[Bioclusters] SGE and preemption
Ivo Grosse
bioclusters@bioinformatics.org
Wed, 15 May 2002 15:16:40 -0400
Hi again,
this is a follow-up on my last SGE question (Subject: SGE and
checkpointing). I did some naive web search, and I think the feature
we want is termed "preemption." Is that correct?
http://www.supercluster.org/documentation/maui/8.4preemption.html
Maui is a scheduler that has that preemption feature, and I read that
SGE can be combined with Maui. Is that correct?
http://www.supercluster.org/documentation/maui/sgeintegration.html
Of course, if SGE (without Maui) could do preemption, that would be
great. Can it do that? How?
Best regards, Ivo
+++
From: Ivo Grosse <grosse@cshl.org>
Organization: Cold Spring Harbor Laboratory
To: bioclusters@bioinformatics.org
Subject: [Bioclusters] SGE and checkpointing
Hi,
- does SGE support checkpointing? How?
- if yes, is SGE capable of suspending low-priority jobs temporarily,
when there are high priority jobs waiting in the queue?
Ivo
P.S.
I mean: in the standard implementation of SGE that we currently use,
SGE is able to rearrange the jobs in the queue by priority. That is,
if you submit a low-priority job first, and I submit a high-priority
second, and your job has not yet started, then my job will be executed
first. However, if your job has already started, then (in the
implementation of SGE that we currently use) my job will have to wait
till your job is done. Can this be changed?

**Record extracts**
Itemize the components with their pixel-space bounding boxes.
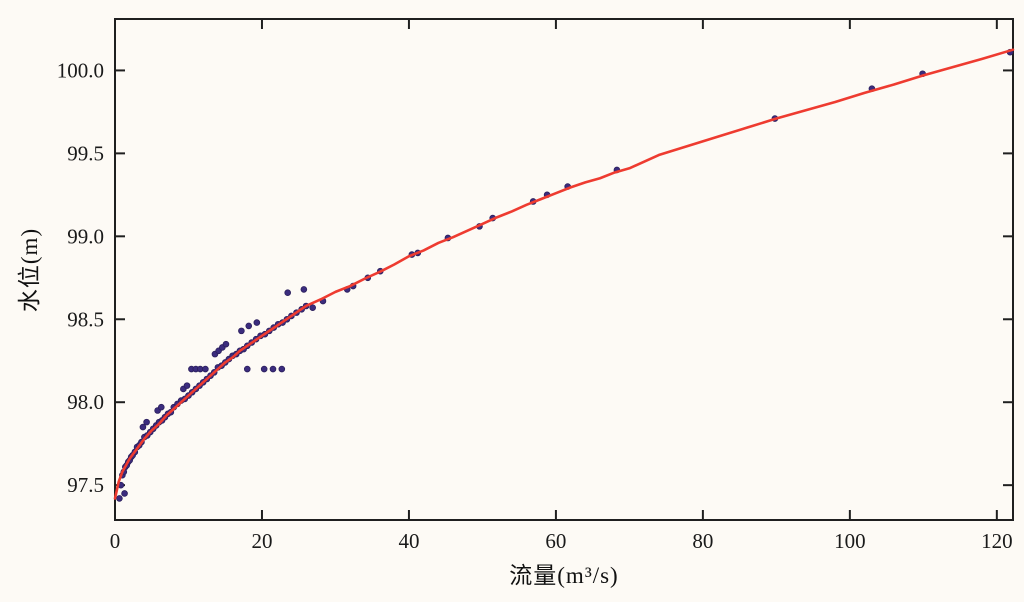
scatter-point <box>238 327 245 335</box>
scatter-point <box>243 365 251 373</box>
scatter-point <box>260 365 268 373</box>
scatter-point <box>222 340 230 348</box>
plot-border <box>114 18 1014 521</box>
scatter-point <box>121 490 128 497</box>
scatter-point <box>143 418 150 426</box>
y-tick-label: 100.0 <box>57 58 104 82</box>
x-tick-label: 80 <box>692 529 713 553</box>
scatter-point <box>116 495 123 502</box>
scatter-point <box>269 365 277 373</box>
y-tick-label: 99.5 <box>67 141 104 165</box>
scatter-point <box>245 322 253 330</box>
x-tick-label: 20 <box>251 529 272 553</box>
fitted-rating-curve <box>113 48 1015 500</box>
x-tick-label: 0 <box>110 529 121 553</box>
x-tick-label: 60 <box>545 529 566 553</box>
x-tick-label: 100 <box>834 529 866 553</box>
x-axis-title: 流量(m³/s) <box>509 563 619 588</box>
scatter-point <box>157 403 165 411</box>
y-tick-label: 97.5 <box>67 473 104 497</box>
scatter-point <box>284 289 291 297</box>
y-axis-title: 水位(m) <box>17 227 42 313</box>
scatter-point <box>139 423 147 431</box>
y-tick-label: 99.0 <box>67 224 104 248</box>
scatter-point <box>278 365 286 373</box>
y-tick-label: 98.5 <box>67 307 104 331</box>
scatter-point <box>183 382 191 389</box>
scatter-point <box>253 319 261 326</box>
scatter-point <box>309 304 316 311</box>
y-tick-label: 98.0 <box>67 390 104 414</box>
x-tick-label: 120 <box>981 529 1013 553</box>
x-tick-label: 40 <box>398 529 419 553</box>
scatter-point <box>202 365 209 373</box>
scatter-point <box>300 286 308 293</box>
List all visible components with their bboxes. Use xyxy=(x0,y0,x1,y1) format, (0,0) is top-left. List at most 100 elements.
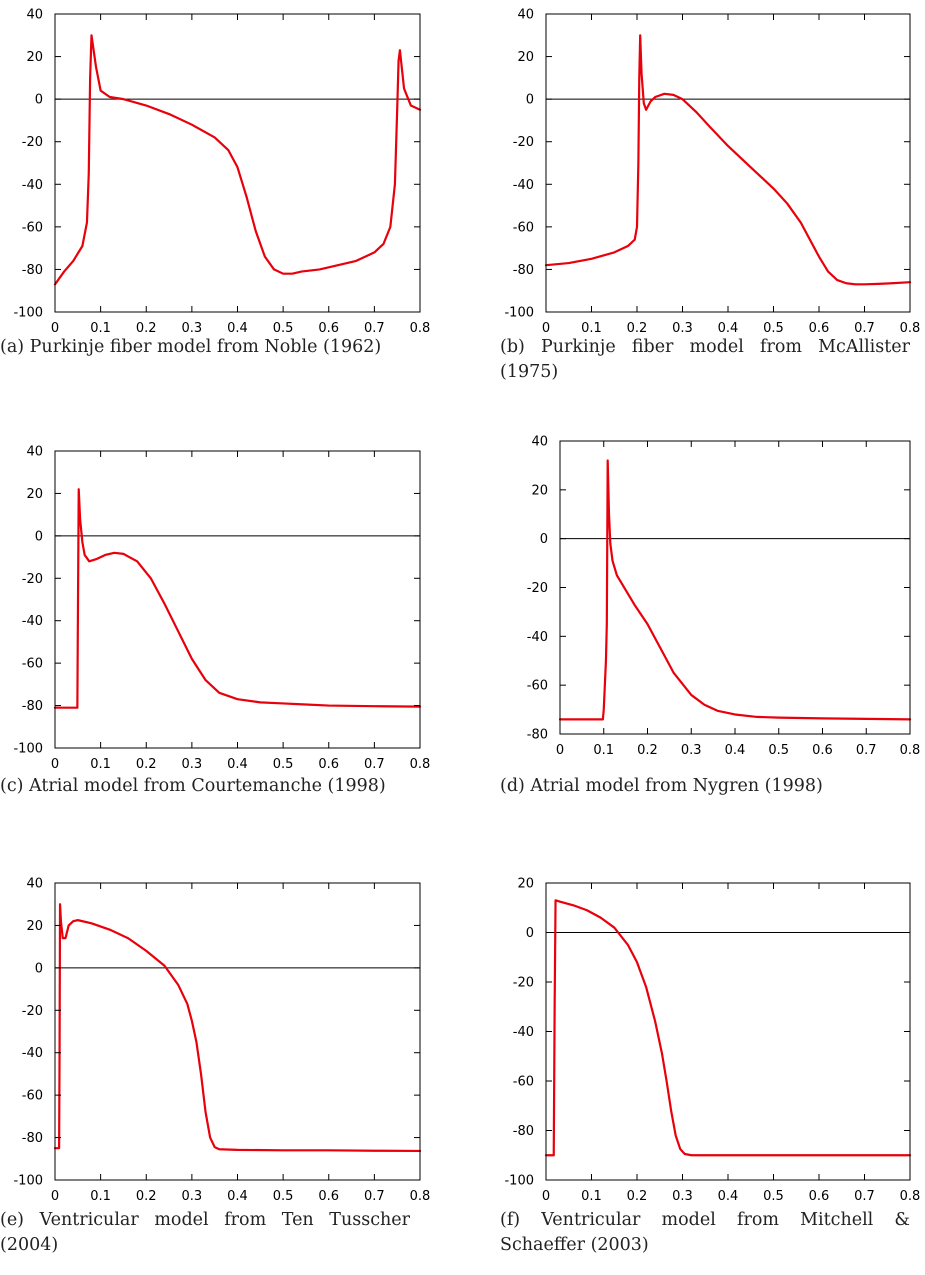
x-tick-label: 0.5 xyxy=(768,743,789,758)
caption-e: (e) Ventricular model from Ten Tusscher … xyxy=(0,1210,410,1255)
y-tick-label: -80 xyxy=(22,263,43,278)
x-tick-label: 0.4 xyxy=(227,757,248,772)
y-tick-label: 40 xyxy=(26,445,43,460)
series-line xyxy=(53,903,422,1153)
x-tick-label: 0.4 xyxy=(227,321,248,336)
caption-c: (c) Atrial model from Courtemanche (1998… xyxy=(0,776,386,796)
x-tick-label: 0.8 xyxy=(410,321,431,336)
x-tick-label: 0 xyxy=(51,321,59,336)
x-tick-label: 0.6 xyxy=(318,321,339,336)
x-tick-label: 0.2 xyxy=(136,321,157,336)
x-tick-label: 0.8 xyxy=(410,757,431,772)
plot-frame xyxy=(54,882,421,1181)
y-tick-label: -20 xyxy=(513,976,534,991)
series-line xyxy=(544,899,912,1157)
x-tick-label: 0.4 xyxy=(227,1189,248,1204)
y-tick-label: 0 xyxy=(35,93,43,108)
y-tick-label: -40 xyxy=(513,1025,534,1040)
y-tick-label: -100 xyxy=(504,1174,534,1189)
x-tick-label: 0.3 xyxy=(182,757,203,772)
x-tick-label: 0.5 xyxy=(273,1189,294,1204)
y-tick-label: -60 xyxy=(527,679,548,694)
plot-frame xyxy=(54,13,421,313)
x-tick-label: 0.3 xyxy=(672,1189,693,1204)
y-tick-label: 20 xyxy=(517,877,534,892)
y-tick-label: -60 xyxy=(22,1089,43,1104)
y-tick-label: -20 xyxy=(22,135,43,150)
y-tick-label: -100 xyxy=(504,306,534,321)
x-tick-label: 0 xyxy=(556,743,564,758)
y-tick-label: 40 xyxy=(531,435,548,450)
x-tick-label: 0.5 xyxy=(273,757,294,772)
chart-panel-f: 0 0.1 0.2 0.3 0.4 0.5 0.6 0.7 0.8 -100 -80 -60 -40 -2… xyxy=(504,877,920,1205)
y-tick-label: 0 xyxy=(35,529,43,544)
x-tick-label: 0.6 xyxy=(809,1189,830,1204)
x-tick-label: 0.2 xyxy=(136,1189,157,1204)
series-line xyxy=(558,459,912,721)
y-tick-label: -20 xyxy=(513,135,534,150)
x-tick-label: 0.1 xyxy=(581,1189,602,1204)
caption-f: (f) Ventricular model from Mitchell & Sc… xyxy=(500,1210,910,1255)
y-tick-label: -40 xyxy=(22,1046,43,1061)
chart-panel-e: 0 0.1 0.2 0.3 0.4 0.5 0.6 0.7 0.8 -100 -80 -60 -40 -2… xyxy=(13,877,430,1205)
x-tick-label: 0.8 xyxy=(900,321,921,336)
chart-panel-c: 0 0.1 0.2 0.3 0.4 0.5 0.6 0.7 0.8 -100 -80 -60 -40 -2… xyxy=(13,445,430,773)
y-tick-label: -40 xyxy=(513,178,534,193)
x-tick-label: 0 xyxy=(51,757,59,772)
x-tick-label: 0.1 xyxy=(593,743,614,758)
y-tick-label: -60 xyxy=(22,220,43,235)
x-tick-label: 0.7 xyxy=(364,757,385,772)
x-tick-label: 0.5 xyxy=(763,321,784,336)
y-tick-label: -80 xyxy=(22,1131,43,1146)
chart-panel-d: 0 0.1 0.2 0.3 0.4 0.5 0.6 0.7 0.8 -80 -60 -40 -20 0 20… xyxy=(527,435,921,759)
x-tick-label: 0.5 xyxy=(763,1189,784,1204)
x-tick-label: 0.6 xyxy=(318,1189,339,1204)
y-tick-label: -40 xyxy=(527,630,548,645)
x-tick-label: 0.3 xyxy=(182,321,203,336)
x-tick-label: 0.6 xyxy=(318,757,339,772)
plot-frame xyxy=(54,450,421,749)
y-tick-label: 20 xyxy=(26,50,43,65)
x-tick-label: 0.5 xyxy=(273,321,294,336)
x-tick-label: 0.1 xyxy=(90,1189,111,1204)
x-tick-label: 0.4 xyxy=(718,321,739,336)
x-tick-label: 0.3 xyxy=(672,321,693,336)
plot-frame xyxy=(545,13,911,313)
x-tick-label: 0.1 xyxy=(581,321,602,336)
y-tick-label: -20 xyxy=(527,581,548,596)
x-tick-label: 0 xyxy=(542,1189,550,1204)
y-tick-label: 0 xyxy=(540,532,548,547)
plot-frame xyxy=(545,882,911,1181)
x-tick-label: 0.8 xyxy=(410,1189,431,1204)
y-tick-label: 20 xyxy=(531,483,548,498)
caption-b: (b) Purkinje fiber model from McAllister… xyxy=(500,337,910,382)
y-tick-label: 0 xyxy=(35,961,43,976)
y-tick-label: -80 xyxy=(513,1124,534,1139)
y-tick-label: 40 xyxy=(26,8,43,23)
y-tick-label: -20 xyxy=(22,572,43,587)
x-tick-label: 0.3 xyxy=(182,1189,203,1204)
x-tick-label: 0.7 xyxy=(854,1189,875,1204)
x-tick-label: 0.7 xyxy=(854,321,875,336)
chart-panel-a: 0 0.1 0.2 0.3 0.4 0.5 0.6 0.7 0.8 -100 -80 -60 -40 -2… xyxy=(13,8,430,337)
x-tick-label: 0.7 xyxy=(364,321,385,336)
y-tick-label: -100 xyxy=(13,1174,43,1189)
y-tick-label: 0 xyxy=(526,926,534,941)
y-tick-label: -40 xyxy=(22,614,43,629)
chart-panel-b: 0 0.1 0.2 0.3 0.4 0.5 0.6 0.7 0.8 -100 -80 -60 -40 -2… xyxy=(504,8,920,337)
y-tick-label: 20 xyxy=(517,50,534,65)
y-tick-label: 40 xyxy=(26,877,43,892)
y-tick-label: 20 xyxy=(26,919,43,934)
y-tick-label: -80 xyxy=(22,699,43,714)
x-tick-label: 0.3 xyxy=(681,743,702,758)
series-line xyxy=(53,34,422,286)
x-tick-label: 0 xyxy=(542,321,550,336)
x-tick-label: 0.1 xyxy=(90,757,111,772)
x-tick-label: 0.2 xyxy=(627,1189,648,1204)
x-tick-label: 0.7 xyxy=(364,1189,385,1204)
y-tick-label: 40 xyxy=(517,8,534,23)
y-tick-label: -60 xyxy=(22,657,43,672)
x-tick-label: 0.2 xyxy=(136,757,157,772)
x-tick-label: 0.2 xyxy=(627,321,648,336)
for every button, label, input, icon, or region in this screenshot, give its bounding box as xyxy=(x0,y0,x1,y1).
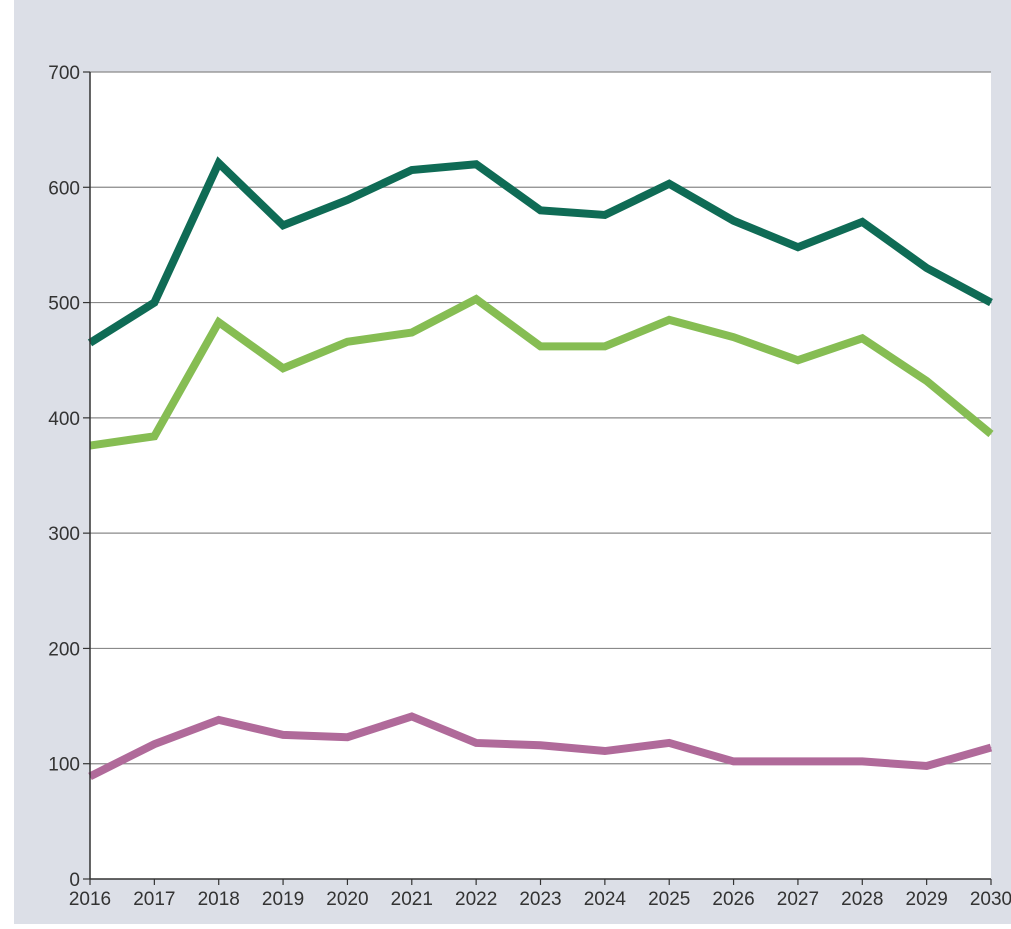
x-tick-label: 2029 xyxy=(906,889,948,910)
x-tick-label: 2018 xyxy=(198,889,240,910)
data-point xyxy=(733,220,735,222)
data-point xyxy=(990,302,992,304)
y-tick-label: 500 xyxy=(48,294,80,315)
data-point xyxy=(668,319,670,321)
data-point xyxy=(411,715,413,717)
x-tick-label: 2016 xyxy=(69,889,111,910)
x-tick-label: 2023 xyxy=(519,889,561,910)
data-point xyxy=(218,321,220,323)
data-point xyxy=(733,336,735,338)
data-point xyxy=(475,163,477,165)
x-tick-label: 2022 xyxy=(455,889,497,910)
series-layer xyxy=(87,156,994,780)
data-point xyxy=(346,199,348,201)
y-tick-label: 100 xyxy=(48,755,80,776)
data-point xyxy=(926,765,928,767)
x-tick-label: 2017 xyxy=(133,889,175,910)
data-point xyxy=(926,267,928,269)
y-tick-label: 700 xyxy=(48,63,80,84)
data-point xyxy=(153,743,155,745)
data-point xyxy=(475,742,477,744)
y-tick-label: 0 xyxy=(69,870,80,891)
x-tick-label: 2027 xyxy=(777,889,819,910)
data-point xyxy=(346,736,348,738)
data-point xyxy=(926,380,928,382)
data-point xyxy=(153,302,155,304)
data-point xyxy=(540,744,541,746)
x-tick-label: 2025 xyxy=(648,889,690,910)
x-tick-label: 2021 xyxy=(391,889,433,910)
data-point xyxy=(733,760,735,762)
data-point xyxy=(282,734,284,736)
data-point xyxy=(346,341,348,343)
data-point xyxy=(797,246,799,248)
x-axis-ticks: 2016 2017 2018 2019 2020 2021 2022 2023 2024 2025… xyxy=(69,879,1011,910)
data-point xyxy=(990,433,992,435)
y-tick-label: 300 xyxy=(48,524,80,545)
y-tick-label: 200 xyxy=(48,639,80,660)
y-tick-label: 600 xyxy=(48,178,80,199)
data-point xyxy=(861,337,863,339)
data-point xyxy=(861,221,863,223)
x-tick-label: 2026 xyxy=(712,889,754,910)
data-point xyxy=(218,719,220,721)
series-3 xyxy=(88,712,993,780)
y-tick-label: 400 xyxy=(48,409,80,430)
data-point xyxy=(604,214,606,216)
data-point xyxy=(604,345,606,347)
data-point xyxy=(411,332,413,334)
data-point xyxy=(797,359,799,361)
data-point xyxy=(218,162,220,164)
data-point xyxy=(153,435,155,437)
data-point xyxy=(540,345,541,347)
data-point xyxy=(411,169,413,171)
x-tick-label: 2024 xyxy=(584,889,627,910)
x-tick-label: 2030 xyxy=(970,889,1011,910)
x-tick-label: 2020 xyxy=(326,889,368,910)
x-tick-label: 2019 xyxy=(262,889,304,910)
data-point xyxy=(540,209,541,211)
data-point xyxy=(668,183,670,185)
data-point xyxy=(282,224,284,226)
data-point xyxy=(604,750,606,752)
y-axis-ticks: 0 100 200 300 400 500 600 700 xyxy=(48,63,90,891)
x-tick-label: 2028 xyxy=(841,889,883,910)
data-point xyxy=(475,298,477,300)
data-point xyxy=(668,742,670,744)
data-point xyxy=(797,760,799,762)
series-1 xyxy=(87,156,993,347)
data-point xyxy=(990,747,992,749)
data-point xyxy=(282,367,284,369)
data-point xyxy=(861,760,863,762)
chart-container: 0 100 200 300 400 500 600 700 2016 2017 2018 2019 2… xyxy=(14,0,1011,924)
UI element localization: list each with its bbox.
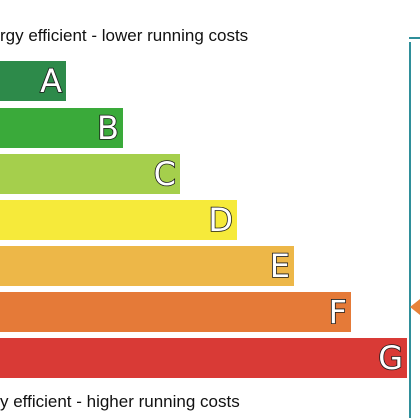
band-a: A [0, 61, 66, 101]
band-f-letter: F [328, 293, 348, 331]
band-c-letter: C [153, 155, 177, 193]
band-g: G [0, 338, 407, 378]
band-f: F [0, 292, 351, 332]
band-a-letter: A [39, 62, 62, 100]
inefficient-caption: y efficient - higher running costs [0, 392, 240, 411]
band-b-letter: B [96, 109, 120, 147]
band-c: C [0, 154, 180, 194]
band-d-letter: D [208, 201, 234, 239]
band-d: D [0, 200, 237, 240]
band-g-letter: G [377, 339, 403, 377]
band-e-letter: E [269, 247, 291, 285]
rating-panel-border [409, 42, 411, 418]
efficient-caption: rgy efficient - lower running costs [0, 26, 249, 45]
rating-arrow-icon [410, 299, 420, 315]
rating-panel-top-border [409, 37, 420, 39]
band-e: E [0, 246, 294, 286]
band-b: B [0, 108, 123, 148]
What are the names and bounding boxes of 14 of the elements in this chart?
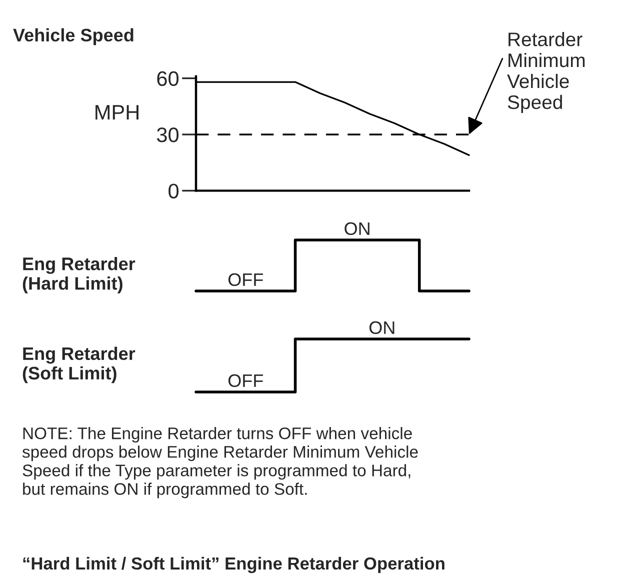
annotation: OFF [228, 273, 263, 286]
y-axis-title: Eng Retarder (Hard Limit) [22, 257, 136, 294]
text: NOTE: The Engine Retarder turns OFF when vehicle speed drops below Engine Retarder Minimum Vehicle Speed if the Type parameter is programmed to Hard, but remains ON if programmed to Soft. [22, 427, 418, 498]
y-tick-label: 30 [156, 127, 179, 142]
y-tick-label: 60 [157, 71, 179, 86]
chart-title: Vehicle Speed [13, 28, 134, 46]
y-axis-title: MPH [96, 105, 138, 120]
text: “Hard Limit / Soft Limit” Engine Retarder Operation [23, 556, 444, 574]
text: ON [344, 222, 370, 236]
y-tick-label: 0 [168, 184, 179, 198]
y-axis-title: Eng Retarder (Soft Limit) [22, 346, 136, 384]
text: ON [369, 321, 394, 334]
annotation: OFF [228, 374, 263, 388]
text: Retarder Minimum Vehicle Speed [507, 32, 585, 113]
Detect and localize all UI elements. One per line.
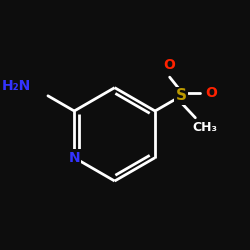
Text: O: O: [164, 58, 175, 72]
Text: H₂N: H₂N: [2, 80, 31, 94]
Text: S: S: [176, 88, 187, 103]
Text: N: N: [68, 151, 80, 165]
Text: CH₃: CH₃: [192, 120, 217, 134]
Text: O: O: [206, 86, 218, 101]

**Written tasks**
1. According to the SGE preemption thread, which scheduler has the preemption feature and can reportedly be combined with SGE?
2. Write the next part of the mailing-list thread on SGE and preemption, starting right after its final line.

**Per-task outputs**
1. Maui

2.
We would like to have the following solution:
User X submits 80 low-priority jobs, and each of them will run for 2
weeks. Since the queue is currently empty, all of the jobs get
started. Now user Y wants to submit just one high-priority job, which
will run for only 1 day. Unfortunately, in the current implementation
of SGE, the job of user Y would have to wait for 2 weeks. What we
would like is that one of the low-priority jobs of X gets temporarily
suspended, the high-priority job of user Y gets started, and after the
job of Y is finished, the suspended job of user X is continued. Is
that possible? How?